╭─ DATA LINES
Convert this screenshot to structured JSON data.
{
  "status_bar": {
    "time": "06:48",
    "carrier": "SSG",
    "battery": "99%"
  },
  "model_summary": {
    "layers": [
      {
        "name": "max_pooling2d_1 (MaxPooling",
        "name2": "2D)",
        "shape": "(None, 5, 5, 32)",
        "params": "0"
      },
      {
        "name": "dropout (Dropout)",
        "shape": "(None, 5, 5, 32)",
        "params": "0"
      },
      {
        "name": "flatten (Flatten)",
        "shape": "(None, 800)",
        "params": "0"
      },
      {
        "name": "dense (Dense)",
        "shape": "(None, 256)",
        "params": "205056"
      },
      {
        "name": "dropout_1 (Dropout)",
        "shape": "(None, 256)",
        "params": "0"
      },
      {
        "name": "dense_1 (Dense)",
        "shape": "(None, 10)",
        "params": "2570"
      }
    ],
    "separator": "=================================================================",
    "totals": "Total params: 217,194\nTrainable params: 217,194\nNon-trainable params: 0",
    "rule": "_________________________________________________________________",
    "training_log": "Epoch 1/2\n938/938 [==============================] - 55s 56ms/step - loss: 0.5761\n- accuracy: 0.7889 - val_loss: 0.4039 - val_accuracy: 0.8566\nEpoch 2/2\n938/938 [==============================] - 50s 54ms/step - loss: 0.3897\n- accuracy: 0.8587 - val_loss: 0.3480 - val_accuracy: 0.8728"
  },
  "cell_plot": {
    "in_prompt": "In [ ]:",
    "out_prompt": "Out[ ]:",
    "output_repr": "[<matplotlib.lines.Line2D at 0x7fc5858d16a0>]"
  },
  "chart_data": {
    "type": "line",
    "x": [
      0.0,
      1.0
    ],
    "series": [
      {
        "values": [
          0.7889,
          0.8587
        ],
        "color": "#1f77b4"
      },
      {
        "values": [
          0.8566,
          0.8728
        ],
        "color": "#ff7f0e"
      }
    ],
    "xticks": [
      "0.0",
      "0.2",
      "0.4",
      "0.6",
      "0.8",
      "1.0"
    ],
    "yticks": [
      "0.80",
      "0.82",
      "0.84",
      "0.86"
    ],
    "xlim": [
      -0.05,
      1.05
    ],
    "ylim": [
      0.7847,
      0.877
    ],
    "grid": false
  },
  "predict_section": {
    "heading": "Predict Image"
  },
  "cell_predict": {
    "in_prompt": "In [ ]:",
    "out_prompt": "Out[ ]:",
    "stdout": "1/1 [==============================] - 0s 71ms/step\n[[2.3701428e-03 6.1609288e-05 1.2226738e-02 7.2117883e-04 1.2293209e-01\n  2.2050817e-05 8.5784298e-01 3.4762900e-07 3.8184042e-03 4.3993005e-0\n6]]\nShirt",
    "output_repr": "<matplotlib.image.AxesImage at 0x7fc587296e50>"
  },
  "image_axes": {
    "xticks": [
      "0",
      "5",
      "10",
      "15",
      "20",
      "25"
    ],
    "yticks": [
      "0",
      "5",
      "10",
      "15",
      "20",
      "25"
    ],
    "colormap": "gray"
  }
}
╰─
■ **GIVEN EXERCISE**
Copy out every line holding the string "step".

■ **WRITTEN ANSWER**
    "training_log": "Epoch 1/2\n938/938 [==============================] - 55s 56ms/step - loss: 0.5761\n- accuracy: 0.7889 - val_loss: 0.4039 - val_accuracy: 0.8566\nEpoch 2/2\n938/938 [==============================] - 50s 54ms/step - loss: 0.3897\n- accuracy: 0.8587 - val_loss: 0.3480 - val_accuracy: 0.8728"
    "stdout": "1/1 [==============================] - 0s 71ms/step\n[[2.3701428e-03 6.1609288e-05 1.2226738e-02 7.2117883e-04 1.2293209e-01\n  2.2050817e-05 8.5784298e-01 3.4762900e-07 3.8184042e-03 4.3993005e-0\n6]]\nShirt",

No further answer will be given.